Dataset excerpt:
===

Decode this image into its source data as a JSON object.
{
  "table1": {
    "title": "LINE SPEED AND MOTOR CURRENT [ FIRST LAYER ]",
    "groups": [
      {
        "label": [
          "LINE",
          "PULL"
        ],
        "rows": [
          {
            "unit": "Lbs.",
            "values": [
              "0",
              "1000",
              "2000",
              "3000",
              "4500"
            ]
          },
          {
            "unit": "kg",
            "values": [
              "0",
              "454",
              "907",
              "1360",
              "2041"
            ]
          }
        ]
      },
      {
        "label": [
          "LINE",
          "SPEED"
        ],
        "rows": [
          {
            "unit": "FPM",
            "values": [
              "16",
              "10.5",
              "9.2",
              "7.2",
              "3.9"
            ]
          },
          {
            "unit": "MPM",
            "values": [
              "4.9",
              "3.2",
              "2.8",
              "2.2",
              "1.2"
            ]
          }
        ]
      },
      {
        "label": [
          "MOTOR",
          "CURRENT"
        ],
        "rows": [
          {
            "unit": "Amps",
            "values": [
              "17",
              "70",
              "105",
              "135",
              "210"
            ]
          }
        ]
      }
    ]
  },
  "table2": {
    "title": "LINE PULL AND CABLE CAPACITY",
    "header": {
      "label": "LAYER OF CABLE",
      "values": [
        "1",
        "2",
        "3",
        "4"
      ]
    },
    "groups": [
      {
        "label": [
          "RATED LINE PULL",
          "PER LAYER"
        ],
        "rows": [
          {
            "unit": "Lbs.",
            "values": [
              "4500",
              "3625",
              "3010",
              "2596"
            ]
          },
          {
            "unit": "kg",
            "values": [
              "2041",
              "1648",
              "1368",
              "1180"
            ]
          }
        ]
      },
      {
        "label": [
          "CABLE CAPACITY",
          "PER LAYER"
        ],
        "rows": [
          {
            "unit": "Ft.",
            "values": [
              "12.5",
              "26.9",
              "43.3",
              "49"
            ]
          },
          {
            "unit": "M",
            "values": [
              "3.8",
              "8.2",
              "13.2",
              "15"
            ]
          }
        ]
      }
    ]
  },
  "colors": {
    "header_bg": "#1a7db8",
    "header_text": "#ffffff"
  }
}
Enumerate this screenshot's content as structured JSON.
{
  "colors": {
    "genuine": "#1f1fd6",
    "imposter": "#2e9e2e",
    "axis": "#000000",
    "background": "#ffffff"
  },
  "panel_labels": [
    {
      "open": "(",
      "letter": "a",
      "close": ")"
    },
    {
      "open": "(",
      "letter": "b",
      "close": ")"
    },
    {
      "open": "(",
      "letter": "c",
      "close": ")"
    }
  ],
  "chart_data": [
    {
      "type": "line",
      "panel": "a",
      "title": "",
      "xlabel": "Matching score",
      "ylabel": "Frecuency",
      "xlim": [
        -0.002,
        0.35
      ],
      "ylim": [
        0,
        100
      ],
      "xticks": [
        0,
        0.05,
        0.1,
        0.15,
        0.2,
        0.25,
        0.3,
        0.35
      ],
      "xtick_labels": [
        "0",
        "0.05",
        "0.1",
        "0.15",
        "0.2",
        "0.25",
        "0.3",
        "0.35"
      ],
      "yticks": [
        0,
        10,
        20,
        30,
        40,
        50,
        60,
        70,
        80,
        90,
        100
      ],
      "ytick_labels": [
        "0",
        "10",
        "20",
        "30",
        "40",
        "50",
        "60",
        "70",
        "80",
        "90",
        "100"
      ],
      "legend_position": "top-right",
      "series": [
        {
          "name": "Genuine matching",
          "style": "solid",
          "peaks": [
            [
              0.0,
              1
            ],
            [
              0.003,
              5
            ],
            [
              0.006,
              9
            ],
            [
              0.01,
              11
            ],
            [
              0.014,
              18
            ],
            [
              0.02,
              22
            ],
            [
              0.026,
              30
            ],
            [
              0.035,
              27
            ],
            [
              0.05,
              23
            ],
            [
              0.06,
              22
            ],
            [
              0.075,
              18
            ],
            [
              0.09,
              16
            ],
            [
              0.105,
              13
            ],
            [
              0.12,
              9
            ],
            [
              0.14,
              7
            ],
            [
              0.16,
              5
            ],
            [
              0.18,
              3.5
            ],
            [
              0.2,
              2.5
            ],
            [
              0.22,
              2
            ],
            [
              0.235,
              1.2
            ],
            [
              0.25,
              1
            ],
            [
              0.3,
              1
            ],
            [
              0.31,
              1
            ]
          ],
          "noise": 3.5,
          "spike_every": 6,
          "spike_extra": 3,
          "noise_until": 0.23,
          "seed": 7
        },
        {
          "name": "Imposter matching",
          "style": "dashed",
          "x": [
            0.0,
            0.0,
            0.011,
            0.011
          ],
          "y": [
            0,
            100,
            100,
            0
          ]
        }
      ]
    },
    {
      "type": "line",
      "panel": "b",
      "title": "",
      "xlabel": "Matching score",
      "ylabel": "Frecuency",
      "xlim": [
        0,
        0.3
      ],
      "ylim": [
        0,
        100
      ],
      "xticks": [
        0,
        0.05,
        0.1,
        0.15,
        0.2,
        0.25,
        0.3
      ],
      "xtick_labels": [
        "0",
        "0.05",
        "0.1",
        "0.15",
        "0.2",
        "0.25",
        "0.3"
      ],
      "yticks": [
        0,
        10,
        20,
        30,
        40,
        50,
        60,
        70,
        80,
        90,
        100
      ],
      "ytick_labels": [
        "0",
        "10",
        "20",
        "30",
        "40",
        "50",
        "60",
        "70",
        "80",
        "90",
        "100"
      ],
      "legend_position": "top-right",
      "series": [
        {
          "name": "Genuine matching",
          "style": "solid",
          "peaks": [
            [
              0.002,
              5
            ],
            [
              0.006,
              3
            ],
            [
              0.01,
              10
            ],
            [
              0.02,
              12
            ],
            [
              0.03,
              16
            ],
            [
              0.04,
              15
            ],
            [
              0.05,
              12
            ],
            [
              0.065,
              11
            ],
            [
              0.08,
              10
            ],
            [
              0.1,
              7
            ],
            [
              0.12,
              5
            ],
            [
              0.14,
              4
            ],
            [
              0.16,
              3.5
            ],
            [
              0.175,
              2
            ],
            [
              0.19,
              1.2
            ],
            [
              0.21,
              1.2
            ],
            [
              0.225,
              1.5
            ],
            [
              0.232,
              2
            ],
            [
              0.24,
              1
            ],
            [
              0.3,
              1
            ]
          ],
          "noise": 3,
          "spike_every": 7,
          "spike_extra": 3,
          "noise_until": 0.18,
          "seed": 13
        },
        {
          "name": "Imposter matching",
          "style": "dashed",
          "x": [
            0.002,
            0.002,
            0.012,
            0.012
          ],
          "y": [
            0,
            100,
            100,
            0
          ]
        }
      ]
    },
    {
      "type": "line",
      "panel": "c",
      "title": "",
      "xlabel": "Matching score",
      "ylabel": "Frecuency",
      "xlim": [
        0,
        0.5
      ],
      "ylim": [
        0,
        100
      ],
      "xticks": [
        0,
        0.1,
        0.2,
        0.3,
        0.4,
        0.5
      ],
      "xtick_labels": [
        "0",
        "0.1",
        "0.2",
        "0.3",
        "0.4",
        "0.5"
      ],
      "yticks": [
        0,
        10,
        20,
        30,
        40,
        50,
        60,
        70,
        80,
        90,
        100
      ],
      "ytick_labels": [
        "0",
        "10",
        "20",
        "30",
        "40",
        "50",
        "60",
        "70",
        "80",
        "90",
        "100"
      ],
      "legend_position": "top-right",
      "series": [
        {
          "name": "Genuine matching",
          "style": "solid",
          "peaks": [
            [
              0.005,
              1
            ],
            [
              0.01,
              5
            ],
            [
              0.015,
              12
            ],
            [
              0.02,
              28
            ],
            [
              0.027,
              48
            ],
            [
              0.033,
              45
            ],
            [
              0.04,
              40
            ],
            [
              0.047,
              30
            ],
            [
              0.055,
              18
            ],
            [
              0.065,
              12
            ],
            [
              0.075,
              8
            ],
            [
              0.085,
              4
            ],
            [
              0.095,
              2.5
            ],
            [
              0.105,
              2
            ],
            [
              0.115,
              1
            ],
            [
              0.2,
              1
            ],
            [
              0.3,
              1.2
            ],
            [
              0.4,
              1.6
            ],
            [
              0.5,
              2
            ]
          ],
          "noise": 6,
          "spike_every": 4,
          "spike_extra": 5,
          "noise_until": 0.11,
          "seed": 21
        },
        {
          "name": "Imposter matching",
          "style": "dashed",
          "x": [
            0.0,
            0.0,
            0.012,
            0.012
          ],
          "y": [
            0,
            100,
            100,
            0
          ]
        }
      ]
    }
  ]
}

===

In the lines above, locate the string "PULL". Copy every line where it occurs.

          "PULL"
    "title": "LINE PULL AND CABLE CAPACITY",
          "RATED LINE PULL",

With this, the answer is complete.